- _EXERCISE DETAILS_
Out of the lines in this data, how many include "price"? Give the number and nothing else.

** Start DATA SUPPLIED **

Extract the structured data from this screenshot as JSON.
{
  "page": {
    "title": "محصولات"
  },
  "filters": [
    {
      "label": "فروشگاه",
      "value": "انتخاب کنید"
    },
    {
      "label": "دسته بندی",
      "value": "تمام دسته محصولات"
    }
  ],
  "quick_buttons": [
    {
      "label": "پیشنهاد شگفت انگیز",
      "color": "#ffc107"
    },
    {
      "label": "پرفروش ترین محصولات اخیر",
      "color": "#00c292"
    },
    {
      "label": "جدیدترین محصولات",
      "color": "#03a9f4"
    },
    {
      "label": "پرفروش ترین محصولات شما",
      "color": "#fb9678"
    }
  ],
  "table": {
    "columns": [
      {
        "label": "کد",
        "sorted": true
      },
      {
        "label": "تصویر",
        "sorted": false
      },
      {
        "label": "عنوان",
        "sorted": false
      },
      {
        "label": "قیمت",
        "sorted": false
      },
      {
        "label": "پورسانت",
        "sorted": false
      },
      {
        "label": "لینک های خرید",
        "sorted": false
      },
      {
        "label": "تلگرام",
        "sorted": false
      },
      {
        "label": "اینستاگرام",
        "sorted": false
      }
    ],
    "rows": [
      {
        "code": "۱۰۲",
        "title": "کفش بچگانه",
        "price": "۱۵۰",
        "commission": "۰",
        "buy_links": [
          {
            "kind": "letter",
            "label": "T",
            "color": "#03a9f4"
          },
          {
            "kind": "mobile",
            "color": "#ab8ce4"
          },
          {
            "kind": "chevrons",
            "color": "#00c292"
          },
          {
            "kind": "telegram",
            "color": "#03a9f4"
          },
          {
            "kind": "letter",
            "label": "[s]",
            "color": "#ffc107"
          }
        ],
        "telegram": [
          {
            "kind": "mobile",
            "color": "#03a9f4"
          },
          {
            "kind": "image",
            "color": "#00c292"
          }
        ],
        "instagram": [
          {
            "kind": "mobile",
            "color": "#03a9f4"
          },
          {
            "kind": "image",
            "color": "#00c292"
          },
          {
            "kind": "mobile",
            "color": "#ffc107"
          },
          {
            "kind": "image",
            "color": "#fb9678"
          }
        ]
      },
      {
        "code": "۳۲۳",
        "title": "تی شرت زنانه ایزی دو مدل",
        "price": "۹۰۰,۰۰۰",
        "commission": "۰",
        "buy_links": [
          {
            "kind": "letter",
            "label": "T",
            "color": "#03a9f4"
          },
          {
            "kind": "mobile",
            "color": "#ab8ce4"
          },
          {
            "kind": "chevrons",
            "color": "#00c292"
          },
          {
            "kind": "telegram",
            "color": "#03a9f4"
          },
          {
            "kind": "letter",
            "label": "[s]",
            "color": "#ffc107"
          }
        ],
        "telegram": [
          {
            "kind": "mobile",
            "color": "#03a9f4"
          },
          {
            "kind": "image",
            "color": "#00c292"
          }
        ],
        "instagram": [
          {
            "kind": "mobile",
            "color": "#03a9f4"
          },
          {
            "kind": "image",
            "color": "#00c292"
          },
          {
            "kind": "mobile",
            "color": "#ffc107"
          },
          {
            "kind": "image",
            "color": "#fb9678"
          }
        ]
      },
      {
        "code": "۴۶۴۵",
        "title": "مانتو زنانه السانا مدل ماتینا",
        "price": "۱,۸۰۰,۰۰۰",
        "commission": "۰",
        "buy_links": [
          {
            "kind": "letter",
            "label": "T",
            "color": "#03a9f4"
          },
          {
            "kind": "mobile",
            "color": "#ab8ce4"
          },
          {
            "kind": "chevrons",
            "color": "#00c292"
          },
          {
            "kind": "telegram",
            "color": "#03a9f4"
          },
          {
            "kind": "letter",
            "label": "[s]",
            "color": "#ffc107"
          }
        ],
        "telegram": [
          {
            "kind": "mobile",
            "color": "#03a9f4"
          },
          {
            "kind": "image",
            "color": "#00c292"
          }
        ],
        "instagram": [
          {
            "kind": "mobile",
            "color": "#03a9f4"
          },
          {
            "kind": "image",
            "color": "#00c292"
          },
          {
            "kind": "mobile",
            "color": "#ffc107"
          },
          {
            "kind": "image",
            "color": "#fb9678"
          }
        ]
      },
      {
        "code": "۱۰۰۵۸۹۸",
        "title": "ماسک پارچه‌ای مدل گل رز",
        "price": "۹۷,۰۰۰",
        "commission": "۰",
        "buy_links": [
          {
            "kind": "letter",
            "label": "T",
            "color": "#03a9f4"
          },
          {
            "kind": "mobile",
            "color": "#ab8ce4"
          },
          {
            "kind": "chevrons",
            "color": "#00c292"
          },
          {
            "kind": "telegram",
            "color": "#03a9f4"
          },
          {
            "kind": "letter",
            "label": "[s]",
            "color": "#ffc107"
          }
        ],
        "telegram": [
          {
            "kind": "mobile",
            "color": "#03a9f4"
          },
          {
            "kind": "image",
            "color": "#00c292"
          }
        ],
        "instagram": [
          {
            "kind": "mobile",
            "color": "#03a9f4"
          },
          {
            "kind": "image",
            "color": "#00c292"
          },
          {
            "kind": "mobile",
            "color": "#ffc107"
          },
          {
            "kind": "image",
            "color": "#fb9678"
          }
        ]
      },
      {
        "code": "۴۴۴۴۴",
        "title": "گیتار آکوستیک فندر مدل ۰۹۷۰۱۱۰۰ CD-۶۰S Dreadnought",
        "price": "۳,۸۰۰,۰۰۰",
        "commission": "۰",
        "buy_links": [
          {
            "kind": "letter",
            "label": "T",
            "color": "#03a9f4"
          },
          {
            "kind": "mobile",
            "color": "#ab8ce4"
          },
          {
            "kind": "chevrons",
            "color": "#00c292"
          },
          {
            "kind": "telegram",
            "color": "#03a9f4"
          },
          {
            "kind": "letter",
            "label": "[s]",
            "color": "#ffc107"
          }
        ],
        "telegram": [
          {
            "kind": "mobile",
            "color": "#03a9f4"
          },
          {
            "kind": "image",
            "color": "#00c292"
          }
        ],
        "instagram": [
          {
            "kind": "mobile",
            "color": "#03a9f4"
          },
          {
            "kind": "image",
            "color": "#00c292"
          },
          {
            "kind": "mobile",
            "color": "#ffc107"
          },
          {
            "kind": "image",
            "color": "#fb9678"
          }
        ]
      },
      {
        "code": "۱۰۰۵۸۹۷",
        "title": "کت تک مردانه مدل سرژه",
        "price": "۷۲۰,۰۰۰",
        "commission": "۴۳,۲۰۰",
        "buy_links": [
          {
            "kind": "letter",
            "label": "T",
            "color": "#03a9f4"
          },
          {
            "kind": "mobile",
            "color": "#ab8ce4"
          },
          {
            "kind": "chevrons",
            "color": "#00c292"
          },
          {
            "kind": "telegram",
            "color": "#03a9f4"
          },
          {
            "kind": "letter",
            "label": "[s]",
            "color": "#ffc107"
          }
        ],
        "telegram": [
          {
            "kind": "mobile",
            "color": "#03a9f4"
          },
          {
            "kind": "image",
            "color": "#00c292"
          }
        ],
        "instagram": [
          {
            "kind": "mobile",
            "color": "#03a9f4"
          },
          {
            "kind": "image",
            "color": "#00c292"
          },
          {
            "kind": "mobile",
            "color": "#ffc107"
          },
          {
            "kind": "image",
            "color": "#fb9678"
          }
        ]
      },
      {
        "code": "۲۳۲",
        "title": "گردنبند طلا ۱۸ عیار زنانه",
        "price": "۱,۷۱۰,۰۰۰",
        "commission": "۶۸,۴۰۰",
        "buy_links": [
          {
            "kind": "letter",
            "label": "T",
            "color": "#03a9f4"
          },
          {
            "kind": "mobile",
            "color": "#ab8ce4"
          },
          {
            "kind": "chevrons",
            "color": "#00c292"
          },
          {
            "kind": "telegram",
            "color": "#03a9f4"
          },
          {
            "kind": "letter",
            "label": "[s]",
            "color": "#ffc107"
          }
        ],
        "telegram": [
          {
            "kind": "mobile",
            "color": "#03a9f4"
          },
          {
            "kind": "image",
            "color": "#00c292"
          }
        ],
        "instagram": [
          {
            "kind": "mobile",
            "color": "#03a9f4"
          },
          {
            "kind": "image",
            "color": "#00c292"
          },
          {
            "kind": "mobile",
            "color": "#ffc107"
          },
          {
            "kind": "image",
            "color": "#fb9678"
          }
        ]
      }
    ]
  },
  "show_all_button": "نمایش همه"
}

** End DATA SUPPLIED **

- _WRITTEN REPLY_
7